BEGIN Data
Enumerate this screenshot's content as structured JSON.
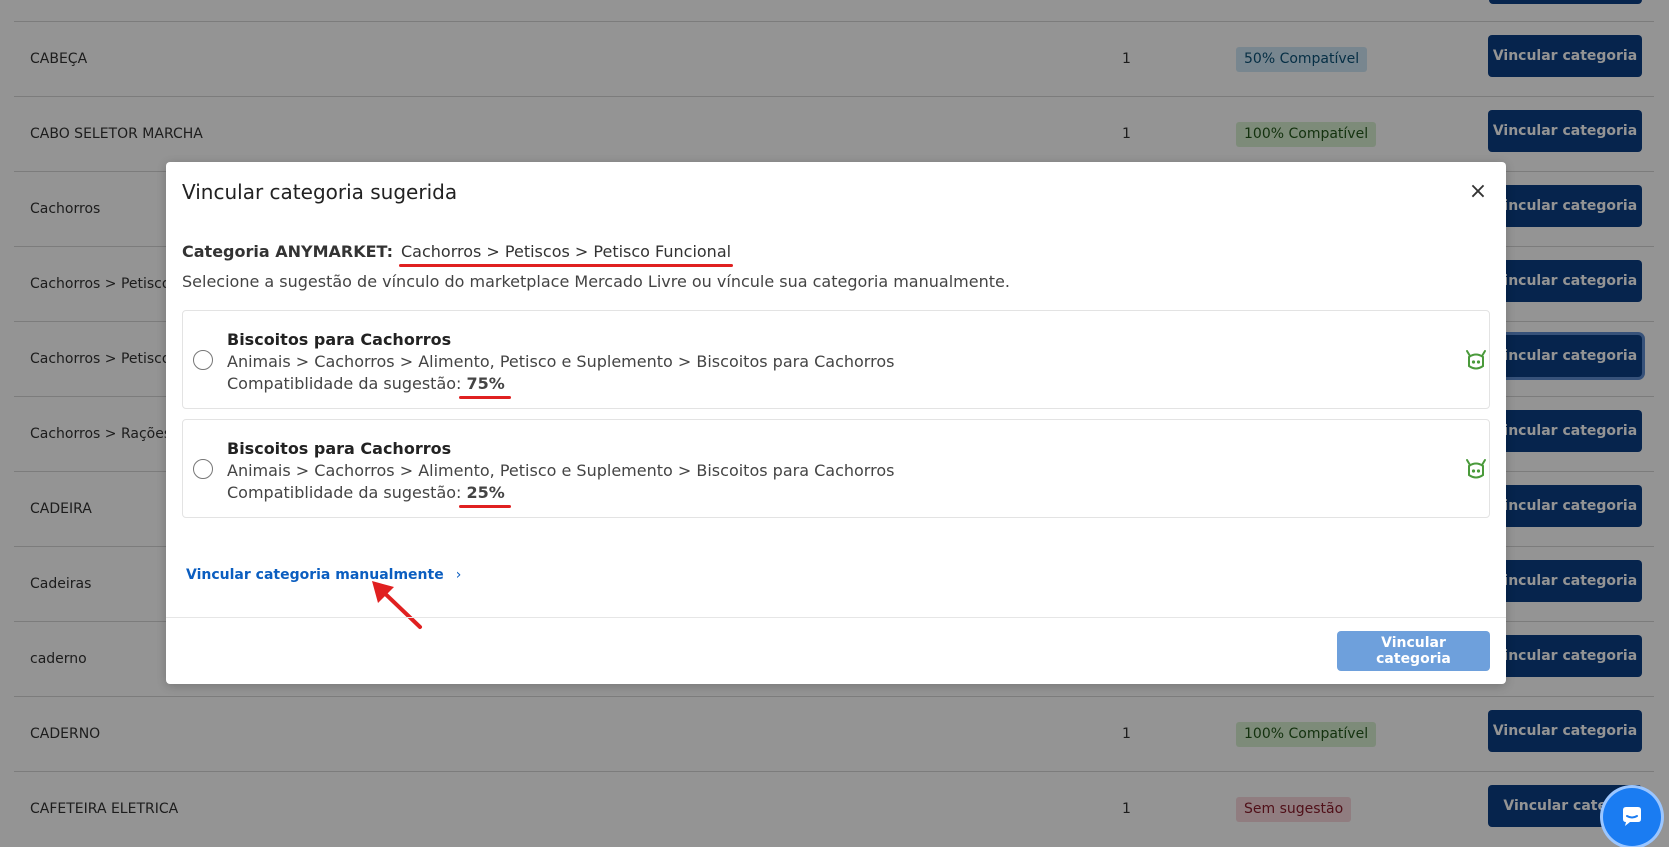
{
  "table": {
    "rows": [
      {
        "name": "CABEÇA",
        "count": "1",
        "badge": "50% Compatível",
        "badge_kind": "partial",
        "button": "Vincular categoria"
      },
      {
        "name": "CABO SELETOR MARCHA",
        "count": "1",
        "badge": "100% Compatível",
        "badge_kind": "full",
        "button": "Vincular categoria"
      },
      {
        "name": "Cachorros",
        "count": "",
        "badge": "",
        "badge_kind": "",
        "button": "Vincular categoria"
      },
      {
        "name": "Cachorros > Petiscos",
        "count": "",
        "badge": "",
        "badge_kind": "",
        "button": "Vincular categoria"
      },
      {
        "name": "Cachorros > Petiscos",
        "count": "",
        "badge": "",
        "badge_kind": "",
        "button": "Vincular categoria"
      },
      {
        "name": "Cachorros > Rações >",
        "count": "",
        "badge": "",
        "badge_kind": "",
        "button": "Vincular categoria"
      },
      {
        "name": "CADEIRA",
        "count": "",
        "badge": "",
        "badge_kind": "",
        "button": "Vincular categoria"
      },
      {
        "name": "Cadeiras",
        "count": "",
        "badge": "",
        "badge_kind": "",
        "button": "Vincular categoria"
      },
      {
        "name": "caderno",
        "count": "",
        "badge": "",
        "badge_kind": "",
        "button": "Vincular categoria"
      },
      {
        "name": "CADERNO",
        "count": "1",
        "badge": "100% Compatível",
        "badge_kind": "full",
        "button": "Vincular categoria"
      },
      {
        "name": "CAFETEIRA ELETRICA",
        "count": "1",
        "badge": "Sem sugestão",
        "badge_kind": "none",
        "button": "Vincular catego"
      }
    ]
  },
  "modal": {
    "title": "Vincular categoria sugerida",
    "close_label": "×",
    "category_label": "Categoria ANYMARKET:",
    "category_path": "Cachorros > Petiscos > Petisco Funcional",
    "instructions": "Selecione a sugestão de vínculo do marketplace Mercado Livre ou víncule sua categoria manualmente.",
    "suggestions": [
      {
        "title": "Biscoitos para Cachorros",
        "path": "Animais > Cachorros > Alimento, Petisco e Suplemento > Biscoitos para Cachorros",
        "compat_label": "Compatiblidade da sugestão:",
        "compat_value": "75%",
        "icon": "robot-icon"
      },
      {
        "title": "Biscoitos para Cachorros",
        "path": "Animais > Cachorros > Alimento, Petisco e Suplemento > Biscoitos para Cachorros",
        "compat_label": "Compatiblidade da sugestão:",
        "compat_value": "25%",
        "icon": "robot-icon"
      }
    ],
    "manual_link": "Vincular categoria manualmente",
    "manual_chevron": "›",
    "submit_label": "Vincular categoria"
  },
  "colors": {
    "primary_button": "#0b3f86",
    "disabled_button": "#6ea0dc",
    "link": "#0b5ec0",
    "annotation": "#e02020",
    "robot": "#4a9a3b",
    "chat_button": "#1a7cf2"
  }
}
END Data
# Brief
Your task is to copy the entries in full and exactly, without any images.

# Response
Enumerate this screenshot's content as structured JSON.
{
  "table": {
    "rows": [
      {
        "name": "CABEÇA",
        "count": "1",
        "badge": "50% Compatível",
        "badge_kind": "partial",
        "button": "Vincular categoria"
      },
      {
        "name": "CABO SELETOR MARCHA",
        "count": "1",
        "badge": "100% Compatível",
        "badge_kind": "full",
        "button": "Vincular categoria"
      },
      {
        "name": "Cachorros",
        "count": "",
        "badge": "",
        "badge_kind": "",
        "button": "Vincular categoria"
      },
      {
        "name": "Cachorros > Petiscos",
        "count": "",
        "badge": "",
        "badge_kind": "",
        "button": "Vincular categoria"
      },
      {
        "name": "Cachorros > Petiscos",
        "count": "",
        "badge": "",
        "badge_kind": "",
        "button": "Vincular categoria"
      },
      {
        "name": "Cachorros > Rações >",
        "count": "",
        "badge": "",
        "badge_kind": "",
        "button": "Vincular categoria"
      },
      {
        "name": "CADEIRA",
        "count": "",
        "badge": "",
        "badge_kind": "",
        "button": "Vincular categoria"
      },
      {
        "name": "Cadeiras",
        "count": "",
        "badge": "",
        "badge_kind": "",
        "button": "Vincular categoria"
      },
      {
        "name": "caderno",
        "count": "",
        "badge": "",
        "badge_kind": "",
        "button": "Vincular categoria"
      },
      {
        "name": "CADERNO",
        "count": "1",
        "badge": "100% Compatível",
        "badge_kind": "full",
        "button": "Vincular categoria"
      },
      {
        "name": "CAFETEIRA ELETRICA",
        "count": "1",
        "badge": "Sem sugestão",
        "badge_kind": "none",
        "button": "Vincular catego"
      }
    ]
  },
  "modal": {
    "title": "Vincular categoria sugerida",
    "close_label": "×",
    "category_label": "Categoria ANYMARKET:",
    "category_path": "Cachorros > Petiscos > Petisco Funcional",
    "instructions": "Selecione a sugestão de vínculo do marketplace Mercado Livre ou víncule sua categoria manualmente.",
    "suggestions": [
      {
        "title": "Biscoitos para Cachorros",
        "path": "Animais > Cachorros > Alimento, Petisco e Suplemento > Biscoitos para Cachorros",
        "compat_label": "Compatiblidade da sugestão:",
        "compat_value": "75%",
        "icon": "robot-icon"
      },
      {
        "title": "Biscoitos para Cachorros",
        "path": "Animais > Cachorros > Alimento, Petisco e Suplemento > Biscoitos para Cachorros",
        "compat_label": "Compatiblidade da sugestão:",
        "compat_value": "25%",
        "icon": "robot-icon"
      }
    ],
    "manual_link": "Vincular categoria manualmente",
    "manual_chevron": "›",
    "submit_label": "Vincular categoria"
  },
  "colors": {
    "primary_button": "#0b3f86",
    "disabled_button": "#6ea0dc",
    "link": "#0b5ec0",
    "annotation": "#e02020",
    "robot": "#4a9a3b",
    "chat_button": "#1a7cf2"
  }
}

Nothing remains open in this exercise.